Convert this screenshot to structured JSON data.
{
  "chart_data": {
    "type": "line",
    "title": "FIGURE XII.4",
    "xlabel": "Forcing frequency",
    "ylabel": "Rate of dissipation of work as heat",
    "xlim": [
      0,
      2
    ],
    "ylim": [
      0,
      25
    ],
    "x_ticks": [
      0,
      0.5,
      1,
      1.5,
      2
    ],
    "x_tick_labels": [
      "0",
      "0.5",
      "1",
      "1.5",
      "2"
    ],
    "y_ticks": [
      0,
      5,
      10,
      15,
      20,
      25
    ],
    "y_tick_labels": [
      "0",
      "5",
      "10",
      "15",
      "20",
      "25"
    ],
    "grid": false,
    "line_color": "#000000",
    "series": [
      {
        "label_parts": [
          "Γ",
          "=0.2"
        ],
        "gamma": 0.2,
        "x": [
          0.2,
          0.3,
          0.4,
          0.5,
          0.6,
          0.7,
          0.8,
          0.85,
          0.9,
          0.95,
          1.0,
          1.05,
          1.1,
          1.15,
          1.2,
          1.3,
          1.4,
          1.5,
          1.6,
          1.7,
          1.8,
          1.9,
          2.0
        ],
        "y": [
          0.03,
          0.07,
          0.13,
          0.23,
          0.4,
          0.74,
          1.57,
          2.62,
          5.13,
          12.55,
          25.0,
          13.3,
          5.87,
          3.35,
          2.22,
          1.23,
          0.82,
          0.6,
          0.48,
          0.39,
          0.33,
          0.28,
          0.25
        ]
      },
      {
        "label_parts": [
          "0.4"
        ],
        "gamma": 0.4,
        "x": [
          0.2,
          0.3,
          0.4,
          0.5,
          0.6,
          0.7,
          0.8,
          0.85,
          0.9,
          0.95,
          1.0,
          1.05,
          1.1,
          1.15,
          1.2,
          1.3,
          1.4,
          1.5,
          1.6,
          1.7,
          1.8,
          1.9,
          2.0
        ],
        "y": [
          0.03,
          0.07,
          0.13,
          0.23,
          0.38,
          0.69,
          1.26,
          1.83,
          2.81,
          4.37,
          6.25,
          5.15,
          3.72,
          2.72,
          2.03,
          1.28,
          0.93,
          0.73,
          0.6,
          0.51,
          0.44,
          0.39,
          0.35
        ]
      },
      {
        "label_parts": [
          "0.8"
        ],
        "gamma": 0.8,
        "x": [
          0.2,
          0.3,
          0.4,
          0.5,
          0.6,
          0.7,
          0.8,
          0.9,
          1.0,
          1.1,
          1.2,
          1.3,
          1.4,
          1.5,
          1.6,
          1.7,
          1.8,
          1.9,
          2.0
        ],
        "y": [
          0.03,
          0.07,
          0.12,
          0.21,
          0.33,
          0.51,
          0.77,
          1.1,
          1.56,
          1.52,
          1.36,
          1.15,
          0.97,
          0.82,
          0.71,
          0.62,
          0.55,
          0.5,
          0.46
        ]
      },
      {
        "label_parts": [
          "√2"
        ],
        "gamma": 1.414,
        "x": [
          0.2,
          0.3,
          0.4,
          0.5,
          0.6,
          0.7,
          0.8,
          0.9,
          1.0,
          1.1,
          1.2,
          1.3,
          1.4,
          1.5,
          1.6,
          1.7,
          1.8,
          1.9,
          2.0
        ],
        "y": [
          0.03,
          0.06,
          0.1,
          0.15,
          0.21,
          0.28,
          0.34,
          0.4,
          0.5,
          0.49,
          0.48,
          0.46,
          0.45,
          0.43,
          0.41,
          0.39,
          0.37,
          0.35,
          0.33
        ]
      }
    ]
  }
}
* * *
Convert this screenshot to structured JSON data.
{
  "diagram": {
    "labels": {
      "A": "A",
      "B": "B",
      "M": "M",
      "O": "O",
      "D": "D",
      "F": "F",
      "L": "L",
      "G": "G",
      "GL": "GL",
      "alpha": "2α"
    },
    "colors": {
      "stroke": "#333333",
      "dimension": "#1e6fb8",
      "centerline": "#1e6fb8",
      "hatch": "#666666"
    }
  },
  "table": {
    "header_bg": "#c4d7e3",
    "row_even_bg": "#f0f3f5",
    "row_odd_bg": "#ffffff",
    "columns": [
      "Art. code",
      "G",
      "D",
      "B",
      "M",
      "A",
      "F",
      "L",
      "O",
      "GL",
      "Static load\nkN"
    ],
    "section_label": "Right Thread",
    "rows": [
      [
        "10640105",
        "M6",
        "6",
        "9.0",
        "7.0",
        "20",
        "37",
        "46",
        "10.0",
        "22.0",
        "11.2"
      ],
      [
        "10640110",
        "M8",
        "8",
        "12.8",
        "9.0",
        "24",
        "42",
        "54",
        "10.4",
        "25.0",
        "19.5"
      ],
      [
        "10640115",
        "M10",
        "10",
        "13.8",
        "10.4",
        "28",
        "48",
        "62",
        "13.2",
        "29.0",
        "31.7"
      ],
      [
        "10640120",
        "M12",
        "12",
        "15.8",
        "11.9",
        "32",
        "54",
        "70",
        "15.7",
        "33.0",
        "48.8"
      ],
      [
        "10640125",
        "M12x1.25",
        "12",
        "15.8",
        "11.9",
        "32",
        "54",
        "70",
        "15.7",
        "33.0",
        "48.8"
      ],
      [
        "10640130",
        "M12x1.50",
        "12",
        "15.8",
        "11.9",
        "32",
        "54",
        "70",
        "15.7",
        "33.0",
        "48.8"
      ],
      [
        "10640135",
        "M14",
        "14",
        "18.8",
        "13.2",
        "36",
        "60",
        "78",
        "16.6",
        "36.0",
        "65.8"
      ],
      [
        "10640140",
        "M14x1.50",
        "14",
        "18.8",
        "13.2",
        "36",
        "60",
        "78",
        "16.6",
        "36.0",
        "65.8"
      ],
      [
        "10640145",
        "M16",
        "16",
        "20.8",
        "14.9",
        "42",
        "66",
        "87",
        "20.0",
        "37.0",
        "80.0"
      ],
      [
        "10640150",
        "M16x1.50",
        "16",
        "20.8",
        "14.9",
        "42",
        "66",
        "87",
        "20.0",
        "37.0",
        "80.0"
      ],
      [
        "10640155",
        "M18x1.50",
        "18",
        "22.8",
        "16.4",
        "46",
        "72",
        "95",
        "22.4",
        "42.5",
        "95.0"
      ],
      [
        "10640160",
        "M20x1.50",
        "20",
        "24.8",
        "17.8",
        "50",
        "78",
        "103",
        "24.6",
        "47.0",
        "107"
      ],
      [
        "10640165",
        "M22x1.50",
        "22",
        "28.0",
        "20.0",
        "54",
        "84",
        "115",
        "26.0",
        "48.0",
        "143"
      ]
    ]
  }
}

> PROBLEM:
Copy each line of the entries that includes the word "gamma".

> REPLY:
        "gamma": 0.2,
        "gamma": 0.4,
        "gamma": 0.8,
        "gamma": 1.414,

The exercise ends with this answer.